EXERCISE OBJECTIVE — Transcribe the listing exactly, leaving out every picture.

start STORED DATA

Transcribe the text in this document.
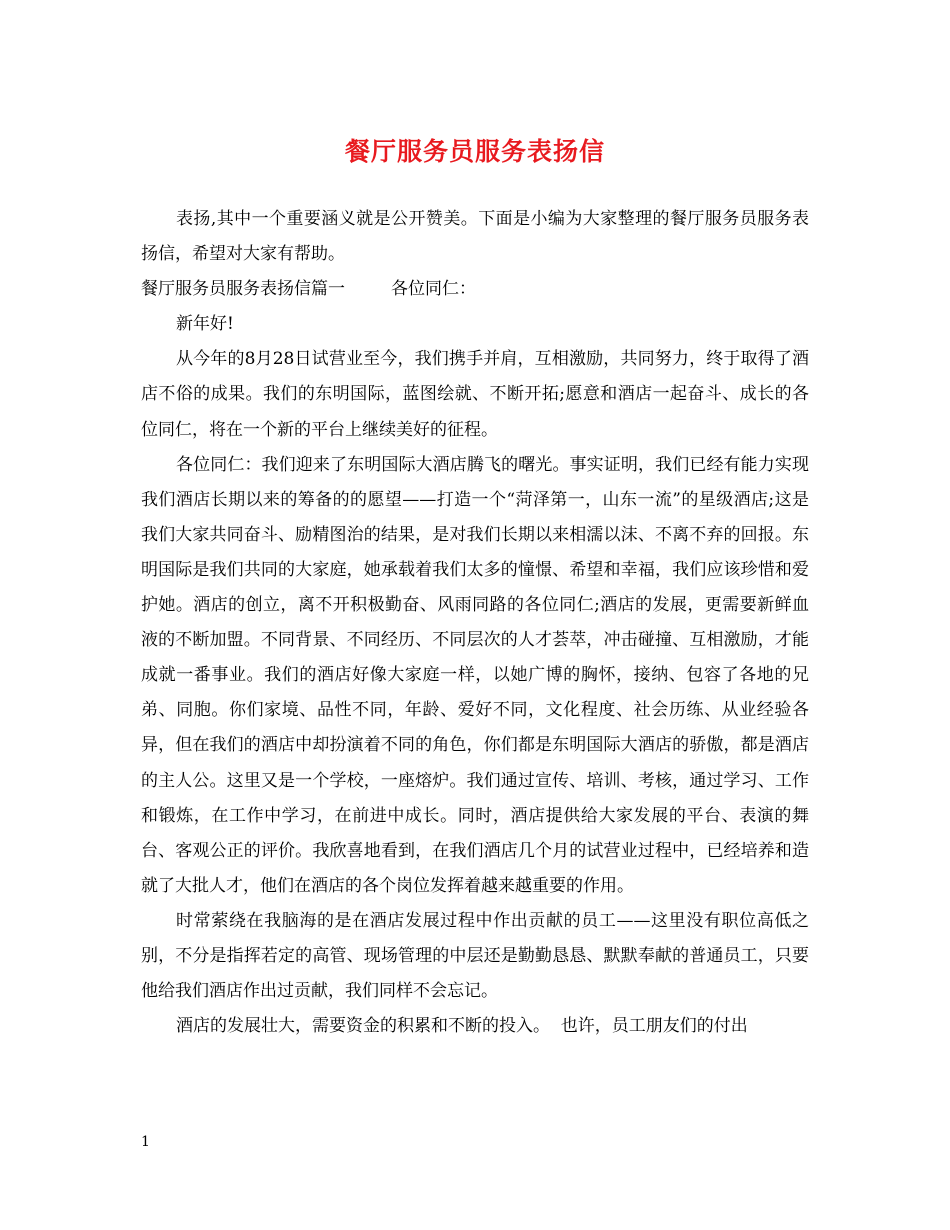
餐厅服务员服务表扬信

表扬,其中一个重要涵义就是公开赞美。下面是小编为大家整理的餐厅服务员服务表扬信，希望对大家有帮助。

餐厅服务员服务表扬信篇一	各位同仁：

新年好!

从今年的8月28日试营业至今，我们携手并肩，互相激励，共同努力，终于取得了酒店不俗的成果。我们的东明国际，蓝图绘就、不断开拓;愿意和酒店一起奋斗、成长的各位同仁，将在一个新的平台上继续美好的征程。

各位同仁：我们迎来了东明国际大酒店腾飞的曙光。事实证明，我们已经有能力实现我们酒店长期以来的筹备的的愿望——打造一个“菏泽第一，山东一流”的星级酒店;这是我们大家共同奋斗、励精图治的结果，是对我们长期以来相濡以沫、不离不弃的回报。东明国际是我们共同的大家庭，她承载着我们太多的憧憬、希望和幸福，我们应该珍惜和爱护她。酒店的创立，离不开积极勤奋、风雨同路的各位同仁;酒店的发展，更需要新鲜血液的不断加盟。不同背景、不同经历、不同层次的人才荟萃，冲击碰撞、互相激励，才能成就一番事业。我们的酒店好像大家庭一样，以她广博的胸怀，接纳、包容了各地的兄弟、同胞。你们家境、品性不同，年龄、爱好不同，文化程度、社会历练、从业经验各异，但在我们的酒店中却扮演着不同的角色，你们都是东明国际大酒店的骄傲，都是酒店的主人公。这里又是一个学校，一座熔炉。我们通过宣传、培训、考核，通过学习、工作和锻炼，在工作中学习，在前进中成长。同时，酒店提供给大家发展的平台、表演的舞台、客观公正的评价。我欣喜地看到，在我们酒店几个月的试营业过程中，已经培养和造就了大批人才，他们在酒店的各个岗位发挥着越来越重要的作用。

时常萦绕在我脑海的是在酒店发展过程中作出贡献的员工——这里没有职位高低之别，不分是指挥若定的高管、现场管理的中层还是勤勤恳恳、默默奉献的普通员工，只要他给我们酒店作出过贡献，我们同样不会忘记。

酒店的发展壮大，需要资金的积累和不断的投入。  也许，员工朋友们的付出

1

end STORED DATA

ANSWER —
Transcribe the text in this document.
餐厅服务员服务表扬信

表扬,其中一个重要涵义就是公开赞美。下面是小编为大家整理的餐厅服务员服务表扬信，希望对大家有帮助。

餐厅服务员服务表扬信篇一	各位同仁：

新年好!

从今年的8月28日试营业至今，我们携手并肩，互相激励，共同努力，终于取得了酒店不俗的成果。我们的东明国际，蓝图绘就、不断开拓;愿意和酒店一起奋斗、成长的各位同仁，将在一个新的平台上继续美好的征程。

各位同仁：我们迎来了东明国际大酒店腾飞的曙光。事实证明，我们已经有能力实现我们酒店长期以来的筹备的的愿望——打造一个“菏泽第一，山东一流”的星级酒店;这是我们大家共同奋斗、励精图治的结果，是对我们长期以来相濡以沫、不离不弃的回报。东明国际是我们共同的大家庭，她承载着我们太多的憧憬、希望和幸福，我们应该珍惜和爱护她。酒店的创立，离不开积极勤奋、风雨同路的各位同仁;酒店的发展，更需要新鲜血液的不断加盟。不同背景、不同经历、不同层次的人才荟萃，冲击碰撞、互相激励，才能成就一番事业。我们的酒店好像大家庭一样，以她广博的胸怀，接纳、包容了各地的兄弟、同胞。你们家境、品性不同，年龄、爱好不同，文化程度、社会历练、从业经验各异，但在我们的酒店中却扮演着不同的角色，你们都是东明国际大酒店的骄傲，都是酒店的主人公。这里又是一个学校，一座熔炉。我们通过宣传、培训、考核，通过学习、工作和锻炼，在工作中学习，在前进中成长。同时，酒店提供给大家发展的平台、表演的舞台、客观公正的评价。我欣喜地看到，在我们酒店几个月的试营业过程中，已经培养和造就了大批人才，他们在酒店的各个岗位发挥着越来越重要的作用。

时常萦绕在我脑海的是在酒店发展过程中作出贡献的员工——这里没有职位高低之别，不分是指挥若定的高管、现场管理的中层还是勤勤恳恳、默默奉献的普通员工，只要他给我们酒店作出过贡献，我们同样不会忘记。

酒店的发展壮大，需要资金的积累和不断的投入。  也许，员工朋友们的付出

1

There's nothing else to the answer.